(PROBLEM)
Produce the listing below again, exactly as shown.

------ INFORMATION SHOWN ------

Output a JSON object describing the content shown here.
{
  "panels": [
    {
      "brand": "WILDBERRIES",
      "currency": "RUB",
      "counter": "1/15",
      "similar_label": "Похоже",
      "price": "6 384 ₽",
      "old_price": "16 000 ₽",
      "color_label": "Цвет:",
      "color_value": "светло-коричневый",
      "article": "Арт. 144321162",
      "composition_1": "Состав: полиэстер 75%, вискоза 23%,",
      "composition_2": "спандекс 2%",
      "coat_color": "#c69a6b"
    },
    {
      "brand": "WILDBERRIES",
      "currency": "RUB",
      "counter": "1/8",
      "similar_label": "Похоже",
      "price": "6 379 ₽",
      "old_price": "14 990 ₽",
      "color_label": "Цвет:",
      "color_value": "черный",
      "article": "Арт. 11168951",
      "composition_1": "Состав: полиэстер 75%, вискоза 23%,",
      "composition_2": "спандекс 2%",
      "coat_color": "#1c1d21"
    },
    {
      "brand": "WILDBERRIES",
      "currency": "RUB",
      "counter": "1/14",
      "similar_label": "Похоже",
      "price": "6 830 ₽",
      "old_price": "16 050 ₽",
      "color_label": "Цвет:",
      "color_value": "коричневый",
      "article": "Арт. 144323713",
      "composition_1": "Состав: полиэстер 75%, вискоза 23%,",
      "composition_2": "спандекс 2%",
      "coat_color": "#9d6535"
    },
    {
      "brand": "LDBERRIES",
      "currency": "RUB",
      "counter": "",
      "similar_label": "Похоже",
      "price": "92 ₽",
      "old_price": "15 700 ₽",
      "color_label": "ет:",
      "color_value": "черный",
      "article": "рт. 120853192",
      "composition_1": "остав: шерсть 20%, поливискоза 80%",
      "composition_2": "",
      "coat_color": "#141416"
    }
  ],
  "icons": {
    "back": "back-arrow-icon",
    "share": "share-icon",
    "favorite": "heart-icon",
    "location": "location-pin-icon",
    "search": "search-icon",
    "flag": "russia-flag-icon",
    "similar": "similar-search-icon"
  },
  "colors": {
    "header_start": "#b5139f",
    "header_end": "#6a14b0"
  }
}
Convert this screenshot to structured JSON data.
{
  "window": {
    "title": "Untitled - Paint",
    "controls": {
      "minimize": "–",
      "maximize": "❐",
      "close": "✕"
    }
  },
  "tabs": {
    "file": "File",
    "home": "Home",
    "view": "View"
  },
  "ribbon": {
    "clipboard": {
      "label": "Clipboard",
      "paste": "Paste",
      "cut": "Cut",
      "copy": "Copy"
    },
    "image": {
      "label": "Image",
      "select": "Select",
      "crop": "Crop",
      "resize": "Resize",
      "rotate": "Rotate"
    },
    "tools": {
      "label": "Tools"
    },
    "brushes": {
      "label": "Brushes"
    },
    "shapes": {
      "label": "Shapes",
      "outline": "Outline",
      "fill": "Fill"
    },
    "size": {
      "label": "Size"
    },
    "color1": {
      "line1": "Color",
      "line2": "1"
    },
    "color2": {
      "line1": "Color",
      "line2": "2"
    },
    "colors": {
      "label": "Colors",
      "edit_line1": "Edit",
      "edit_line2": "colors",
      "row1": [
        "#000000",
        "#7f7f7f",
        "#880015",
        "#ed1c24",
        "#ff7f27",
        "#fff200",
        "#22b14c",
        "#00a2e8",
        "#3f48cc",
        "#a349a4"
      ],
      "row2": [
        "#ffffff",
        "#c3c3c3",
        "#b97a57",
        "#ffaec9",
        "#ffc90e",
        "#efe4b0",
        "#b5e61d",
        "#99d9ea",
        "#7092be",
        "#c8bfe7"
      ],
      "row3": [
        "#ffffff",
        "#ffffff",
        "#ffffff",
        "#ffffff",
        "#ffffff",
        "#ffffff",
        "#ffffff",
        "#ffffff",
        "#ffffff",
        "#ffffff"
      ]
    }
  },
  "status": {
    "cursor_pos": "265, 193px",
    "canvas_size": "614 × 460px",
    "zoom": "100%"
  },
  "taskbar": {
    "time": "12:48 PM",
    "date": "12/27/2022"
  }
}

------

(COMPLETE OUTPUT)
Output a JSON object describing the content shown here.
{
  "panels": [
    {
      "brand": "WILDBERRIES",
      "currency": "RUB",
      "counter": "1/15",
      "similar_label": "Похоже",
      "price": "6 384 ₽",
      "old_price": "16 000 ₽",
      "color_label": "Цвет:",
      "color_value": "светло-коричневый",
      "article": "Арт. 144321162",
      "composition_1": "Состав: полиэстер 75%, вискоза 23%,",
      "composition_2": "спандекс 2%",
      "coat_color": "#c69a6b"
    },
    {
      "brand": "WILDBERRIES",
      "currency": "RUB",
      "counter": "1/8",
      "similar_label": "Похоже",
      "price": "6 379 ₽",
      "old_price": "14 990 ₽",
      "color_label": "Цвет:",
      "color_value": "черный",
      "article": "Арт. 11168951",
      "composition_1": "Состав: полиэстер 75%, вискоза 23%,",
      "composition_2": "спандекс 2%",
      "coat_color": "#1c1d21"
    },
    {
      "brand": "WILDBERRIES",
      "currency": "RUB",
      "counter": "1/14",
      "similar_label": "Похоже",
      "price": "6 830 ₽",
      "old_price": "16 050 ₽",
      "color_label": "Цвет:",
      "color_value": "коричневый",
      "article": "Арт. 144323713",
      "composition_1": "Состав: полиэстер 75%, вискоза 23%,",
      "composition_2": "спандекс 2%",
      "coat_color": "#9d6535"
    },
    {
      "brand": "LDBERRIES",
      "currency": "RUB",
      "counter": "",
      "similar_label": "Похоже",
      "price": "92 ₽",
      "old_price": "15 700 ₽",
      "color_label": "ет:",
      "color_value": "черный",
      "article": "рт. 120853192",
      "composition_1": "остав: шерсть 20%, поливискоза 80%",
      "composition_2": "",
      "coat_color": "#141416"
    }
  ],
  "icons": {
    "back": "back-arrow-icon",
    "share": "share-icon",
    "favorite": "heart-icon",
    "location": "location-pin-icon",
    "search": "search-icon",
    "flag": "russia-flag-icon",
    "similar": "similar-search-icon"
  },
  "colors": {
    "header_start": "#b5139f",
    "header_end": "#6a14b0"
  }
}
Convert this screenshot to structured JSON data.
{
  "window": {
    "title": "Untitled - Paint",
    "controls": {
      "minimize": "–",
      "maximize": "❐",
      "close": "✕"
    }
  },
  "tabs": {
    "file": "File",
    "home": "Home",
    "view": "View"
  },
  "ribbon": {
    "clipboard": {
      "label": "Clipboard",
      "paste": "Paste",
      "cut": "Cut",
      "copy": "Copy"
    },
    "image": {
      "label": "Image",
      "select": "Select",
      "crop": "Crop",
      "resize": "Resize",
      "rotate": "Rotate"
    },
    "tools": {
      "label": "Tools"
    },
    "brushes": {
      "label": "Brushes"
    },
    "shapes": {
      "label": "Shapes",
      "outline": "Outline",
      "fill": "Fill"
    },
    "size": {
      "label": "Size"
    },
    "color1": {
      "line1": "Color",
      "line2": "1"
    },
    "color2": {
      "line1": "Color",
      "line2": "2"
    },
    "colors": {
      "label": "Colors",
      "edit_line1": "Edit",
      "edit_line2": "colors",
      "row1": [
        "#000000",
        "#7f7f7f",
        "#880015",
        "#ed1c24",
        "#ff7f27",
        "#fff200",
        "#22b14c",
        "#00a2e8",
        "#3f48cc",
        "#a349a4"
      ],
      "row2": [
        "#ffffff",
        "#c3c3c3",
        "#b97a57",
        "#ffaec9",
        "#ffc90e",
        "#efe4b0",
        "#b5e61d",
        "#99d9ea",
        "#7092be",
        "#c8bfe7"
      ],
      "row3": [
        "#ffffff",
        "#ffffff",
        "#ffffff",
        "#ffffff",
        "#ffffff",
        "#ffffff",
        "#ffffff",
        "#ffffff",
        "#ffffff",
        "#ffffff"
      ]
    }
  },
  "status": {
    "cursor_pos": "265, 193px",
    "canvas_size": "614 × 460px",
    "zoom": "100%"
  },
  "taskbar": {
    "time": "12:48 PM",
    "date": "12/27/2022"
  }
}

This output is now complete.